* Task objective *
Locate the lines that hold the string "Output". Copy every such line.

>> start Input rows

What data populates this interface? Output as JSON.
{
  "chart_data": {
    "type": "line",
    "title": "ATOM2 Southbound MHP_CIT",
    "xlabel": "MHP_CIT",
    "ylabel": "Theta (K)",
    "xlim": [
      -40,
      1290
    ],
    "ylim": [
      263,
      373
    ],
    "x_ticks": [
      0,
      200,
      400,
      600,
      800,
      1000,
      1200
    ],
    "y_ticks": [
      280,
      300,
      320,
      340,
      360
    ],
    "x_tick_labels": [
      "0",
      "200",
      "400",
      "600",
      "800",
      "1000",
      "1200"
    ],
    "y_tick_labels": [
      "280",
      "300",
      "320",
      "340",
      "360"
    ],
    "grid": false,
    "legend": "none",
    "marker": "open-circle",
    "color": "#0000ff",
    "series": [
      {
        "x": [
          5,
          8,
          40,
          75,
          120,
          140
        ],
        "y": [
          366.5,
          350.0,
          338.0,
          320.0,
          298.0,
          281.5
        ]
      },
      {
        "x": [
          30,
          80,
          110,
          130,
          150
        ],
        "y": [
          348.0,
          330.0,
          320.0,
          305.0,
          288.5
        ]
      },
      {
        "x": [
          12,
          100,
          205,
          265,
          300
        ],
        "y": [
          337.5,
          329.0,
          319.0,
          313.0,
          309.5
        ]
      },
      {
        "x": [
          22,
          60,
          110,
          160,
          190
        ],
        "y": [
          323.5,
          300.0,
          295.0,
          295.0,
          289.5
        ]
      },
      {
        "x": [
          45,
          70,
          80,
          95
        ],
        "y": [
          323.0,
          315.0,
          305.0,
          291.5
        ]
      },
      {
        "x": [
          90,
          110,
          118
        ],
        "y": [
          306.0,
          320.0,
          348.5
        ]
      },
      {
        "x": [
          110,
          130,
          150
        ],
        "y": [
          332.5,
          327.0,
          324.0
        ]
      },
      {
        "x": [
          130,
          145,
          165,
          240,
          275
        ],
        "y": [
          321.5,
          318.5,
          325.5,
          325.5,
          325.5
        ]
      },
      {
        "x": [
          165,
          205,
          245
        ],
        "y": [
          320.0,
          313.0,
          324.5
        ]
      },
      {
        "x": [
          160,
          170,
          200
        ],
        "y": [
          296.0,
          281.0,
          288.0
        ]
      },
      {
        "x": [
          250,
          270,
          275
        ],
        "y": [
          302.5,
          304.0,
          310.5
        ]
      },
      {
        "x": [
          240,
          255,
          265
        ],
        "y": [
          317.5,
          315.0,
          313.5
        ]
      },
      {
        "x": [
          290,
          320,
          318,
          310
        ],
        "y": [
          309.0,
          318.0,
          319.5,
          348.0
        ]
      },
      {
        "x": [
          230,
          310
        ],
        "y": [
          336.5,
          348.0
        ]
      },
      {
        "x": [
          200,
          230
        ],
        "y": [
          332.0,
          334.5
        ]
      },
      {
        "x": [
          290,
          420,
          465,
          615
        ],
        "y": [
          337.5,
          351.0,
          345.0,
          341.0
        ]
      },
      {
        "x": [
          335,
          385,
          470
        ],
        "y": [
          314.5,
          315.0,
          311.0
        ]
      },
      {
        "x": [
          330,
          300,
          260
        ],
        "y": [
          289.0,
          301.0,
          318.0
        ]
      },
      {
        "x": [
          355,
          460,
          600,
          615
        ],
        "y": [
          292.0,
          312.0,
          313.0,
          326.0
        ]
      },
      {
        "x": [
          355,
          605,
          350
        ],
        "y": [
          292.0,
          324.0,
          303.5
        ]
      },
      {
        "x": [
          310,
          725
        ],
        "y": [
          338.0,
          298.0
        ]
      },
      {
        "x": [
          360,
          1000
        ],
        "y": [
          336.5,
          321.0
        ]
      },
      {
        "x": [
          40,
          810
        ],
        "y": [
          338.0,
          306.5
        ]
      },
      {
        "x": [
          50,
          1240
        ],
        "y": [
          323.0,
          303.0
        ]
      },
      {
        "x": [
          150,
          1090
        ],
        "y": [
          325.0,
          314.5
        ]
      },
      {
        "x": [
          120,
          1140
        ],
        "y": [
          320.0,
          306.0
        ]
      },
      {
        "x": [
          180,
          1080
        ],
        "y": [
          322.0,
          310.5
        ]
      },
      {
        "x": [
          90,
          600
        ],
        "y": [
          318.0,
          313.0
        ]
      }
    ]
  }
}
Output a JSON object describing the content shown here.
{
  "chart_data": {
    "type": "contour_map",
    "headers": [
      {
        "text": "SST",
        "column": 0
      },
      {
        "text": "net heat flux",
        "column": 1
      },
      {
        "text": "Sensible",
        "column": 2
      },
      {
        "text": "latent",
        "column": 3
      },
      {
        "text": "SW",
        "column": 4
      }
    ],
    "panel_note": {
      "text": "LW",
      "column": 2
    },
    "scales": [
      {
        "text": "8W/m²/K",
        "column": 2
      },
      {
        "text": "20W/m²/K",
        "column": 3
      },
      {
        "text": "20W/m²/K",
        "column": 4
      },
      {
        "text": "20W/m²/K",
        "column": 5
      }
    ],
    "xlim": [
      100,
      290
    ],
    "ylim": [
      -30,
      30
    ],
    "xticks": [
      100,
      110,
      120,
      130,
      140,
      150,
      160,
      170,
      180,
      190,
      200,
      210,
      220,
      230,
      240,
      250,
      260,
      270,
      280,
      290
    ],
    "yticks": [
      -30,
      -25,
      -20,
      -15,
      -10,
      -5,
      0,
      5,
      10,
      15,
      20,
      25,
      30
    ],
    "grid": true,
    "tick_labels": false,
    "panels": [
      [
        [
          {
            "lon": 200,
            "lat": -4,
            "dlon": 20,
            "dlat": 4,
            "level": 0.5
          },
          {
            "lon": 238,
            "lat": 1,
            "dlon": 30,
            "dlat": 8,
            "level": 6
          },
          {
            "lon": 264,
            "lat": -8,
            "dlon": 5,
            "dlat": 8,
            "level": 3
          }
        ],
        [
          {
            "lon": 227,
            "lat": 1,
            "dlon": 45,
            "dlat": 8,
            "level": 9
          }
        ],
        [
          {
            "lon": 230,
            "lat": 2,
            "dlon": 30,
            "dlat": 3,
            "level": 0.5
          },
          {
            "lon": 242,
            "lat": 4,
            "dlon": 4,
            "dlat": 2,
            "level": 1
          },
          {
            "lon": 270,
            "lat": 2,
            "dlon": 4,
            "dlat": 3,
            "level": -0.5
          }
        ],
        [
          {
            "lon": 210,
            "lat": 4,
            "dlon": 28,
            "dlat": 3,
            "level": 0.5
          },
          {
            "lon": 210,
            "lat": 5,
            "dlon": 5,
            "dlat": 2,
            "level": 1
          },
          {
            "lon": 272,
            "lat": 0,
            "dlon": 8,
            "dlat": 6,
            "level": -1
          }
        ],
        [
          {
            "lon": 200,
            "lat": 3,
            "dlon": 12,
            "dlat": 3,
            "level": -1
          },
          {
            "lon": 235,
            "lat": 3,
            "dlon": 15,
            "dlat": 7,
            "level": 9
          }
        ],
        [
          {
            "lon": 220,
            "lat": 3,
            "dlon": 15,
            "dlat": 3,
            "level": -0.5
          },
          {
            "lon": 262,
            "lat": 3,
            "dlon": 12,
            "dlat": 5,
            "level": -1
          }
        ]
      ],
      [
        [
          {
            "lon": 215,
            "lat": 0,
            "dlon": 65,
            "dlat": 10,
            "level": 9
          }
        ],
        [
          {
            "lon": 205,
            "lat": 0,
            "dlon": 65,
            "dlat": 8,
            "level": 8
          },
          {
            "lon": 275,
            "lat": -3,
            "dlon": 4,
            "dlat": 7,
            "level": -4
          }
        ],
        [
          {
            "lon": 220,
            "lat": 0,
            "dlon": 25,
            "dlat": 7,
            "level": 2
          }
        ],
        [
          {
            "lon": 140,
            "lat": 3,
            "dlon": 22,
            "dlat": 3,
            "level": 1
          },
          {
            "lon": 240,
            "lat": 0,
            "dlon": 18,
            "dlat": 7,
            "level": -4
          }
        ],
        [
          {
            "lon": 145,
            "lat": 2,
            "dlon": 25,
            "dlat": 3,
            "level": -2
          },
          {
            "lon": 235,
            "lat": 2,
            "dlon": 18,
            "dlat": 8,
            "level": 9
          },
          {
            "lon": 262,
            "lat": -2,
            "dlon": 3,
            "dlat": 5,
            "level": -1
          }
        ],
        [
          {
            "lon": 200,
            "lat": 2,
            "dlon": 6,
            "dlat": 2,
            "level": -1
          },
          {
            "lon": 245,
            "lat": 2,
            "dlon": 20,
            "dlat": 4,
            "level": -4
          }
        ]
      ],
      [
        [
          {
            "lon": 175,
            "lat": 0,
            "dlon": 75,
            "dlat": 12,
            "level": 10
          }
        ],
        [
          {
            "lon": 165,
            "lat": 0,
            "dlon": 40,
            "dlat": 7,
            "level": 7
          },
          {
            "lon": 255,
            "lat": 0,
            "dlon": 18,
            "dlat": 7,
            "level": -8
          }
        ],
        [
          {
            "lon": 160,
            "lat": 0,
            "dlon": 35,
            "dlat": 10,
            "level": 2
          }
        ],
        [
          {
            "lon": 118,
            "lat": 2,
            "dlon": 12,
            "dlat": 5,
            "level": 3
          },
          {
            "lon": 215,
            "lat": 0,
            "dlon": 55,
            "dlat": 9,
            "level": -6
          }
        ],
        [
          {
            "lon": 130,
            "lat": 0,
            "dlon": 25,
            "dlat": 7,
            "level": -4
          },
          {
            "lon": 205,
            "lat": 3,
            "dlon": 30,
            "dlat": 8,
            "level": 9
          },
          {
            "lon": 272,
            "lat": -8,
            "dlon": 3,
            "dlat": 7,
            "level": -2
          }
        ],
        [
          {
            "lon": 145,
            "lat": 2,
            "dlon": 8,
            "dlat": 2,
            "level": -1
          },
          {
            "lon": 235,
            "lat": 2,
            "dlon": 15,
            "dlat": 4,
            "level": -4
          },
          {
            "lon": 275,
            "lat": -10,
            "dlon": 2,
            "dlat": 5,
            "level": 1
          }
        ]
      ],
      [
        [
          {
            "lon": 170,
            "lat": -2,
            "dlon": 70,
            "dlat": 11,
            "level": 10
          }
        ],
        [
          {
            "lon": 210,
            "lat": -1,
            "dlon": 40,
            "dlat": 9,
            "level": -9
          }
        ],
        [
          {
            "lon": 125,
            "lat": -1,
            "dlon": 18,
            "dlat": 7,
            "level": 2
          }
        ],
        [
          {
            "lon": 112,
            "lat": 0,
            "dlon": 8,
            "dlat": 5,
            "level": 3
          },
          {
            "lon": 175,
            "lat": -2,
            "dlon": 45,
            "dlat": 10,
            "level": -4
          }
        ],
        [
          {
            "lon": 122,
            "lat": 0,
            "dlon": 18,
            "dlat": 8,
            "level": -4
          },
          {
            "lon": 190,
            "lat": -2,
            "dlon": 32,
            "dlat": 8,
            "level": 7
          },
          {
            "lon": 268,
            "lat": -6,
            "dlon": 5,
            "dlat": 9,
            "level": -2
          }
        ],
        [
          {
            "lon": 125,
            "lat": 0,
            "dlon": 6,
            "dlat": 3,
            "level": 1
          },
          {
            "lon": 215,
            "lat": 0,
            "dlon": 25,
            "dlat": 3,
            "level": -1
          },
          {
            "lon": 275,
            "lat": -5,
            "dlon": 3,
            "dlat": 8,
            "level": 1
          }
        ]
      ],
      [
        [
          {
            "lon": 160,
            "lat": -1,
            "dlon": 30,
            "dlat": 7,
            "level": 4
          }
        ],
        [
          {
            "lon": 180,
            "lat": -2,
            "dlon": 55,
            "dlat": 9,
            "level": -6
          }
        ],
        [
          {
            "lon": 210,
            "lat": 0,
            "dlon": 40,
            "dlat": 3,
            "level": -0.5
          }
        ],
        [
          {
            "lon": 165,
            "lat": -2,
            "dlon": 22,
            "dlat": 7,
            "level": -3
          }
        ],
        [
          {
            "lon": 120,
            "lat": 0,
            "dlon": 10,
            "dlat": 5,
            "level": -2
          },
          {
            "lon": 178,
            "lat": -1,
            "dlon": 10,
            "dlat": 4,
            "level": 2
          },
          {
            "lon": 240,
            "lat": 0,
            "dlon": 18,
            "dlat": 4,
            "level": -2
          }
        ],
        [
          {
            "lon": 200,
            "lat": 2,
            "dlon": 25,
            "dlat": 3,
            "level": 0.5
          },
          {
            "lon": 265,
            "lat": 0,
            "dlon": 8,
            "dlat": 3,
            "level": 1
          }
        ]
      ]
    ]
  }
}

>> end Input rows

* Written response *
What data populates this interface? Output as JSON.
Output a JSON object describing the content shown here.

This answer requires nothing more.